** What is expected **
Find each line in the following listing that has the string "tree", then state the count and nothing else.

• • • • •

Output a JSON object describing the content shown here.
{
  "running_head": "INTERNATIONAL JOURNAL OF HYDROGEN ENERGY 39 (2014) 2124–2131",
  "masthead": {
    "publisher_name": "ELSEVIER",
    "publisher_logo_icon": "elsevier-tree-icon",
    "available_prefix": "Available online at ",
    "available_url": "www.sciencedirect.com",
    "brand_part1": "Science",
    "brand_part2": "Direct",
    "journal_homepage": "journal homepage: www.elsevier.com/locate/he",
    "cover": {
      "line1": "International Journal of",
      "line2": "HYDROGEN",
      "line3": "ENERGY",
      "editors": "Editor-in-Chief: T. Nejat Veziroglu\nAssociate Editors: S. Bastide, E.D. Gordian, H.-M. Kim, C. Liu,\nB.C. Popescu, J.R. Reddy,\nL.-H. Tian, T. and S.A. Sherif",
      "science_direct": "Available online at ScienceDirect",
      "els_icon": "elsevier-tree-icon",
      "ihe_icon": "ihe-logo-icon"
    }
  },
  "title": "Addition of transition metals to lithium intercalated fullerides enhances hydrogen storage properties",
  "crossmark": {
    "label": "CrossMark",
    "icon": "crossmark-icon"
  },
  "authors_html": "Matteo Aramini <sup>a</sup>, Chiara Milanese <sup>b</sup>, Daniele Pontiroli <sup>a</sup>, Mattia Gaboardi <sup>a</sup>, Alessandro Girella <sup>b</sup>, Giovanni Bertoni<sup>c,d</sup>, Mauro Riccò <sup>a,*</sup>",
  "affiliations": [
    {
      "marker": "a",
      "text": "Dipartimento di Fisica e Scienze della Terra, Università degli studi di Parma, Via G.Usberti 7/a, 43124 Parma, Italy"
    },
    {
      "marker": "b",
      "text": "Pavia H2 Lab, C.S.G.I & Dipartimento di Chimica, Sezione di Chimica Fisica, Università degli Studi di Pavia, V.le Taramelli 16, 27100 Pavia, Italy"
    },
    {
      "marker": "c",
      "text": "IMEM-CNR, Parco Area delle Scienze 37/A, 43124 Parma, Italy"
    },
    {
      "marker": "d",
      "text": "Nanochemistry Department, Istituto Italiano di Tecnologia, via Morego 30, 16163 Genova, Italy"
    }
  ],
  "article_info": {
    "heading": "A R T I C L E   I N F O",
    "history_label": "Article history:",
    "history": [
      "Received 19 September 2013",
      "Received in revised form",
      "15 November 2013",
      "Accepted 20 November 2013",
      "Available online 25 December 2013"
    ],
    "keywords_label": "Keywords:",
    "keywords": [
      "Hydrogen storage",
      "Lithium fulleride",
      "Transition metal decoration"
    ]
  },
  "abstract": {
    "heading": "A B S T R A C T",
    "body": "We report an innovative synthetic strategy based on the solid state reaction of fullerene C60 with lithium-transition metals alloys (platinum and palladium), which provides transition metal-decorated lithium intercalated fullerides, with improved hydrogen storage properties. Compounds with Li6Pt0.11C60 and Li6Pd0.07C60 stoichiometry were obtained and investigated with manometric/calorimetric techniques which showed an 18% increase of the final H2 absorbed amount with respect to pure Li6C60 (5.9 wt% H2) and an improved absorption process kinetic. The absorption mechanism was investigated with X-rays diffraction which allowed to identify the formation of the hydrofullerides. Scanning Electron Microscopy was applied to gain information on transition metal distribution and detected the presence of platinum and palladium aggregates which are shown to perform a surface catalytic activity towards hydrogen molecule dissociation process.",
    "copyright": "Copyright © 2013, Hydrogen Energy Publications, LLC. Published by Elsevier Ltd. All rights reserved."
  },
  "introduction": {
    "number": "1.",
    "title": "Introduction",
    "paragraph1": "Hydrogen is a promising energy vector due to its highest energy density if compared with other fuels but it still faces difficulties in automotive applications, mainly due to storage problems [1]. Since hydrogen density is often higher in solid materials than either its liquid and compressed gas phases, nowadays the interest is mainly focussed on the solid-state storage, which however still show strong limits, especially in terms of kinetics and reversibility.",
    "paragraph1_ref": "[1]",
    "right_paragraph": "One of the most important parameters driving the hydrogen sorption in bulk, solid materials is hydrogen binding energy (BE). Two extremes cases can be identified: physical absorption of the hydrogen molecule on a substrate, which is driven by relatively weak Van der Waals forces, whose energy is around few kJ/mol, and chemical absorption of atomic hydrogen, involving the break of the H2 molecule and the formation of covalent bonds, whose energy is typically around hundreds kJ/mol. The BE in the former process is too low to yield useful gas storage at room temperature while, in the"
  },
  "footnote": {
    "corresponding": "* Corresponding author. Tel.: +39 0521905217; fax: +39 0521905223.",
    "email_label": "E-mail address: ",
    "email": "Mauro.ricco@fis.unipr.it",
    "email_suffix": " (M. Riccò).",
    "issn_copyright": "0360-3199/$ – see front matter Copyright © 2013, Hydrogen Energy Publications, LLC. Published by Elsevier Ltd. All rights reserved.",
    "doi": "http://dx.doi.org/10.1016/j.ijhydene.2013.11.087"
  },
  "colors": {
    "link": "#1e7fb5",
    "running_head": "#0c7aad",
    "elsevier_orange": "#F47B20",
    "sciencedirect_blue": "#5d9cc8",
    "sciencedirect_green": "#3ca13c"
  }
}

• • • • •

** Exercise output **
2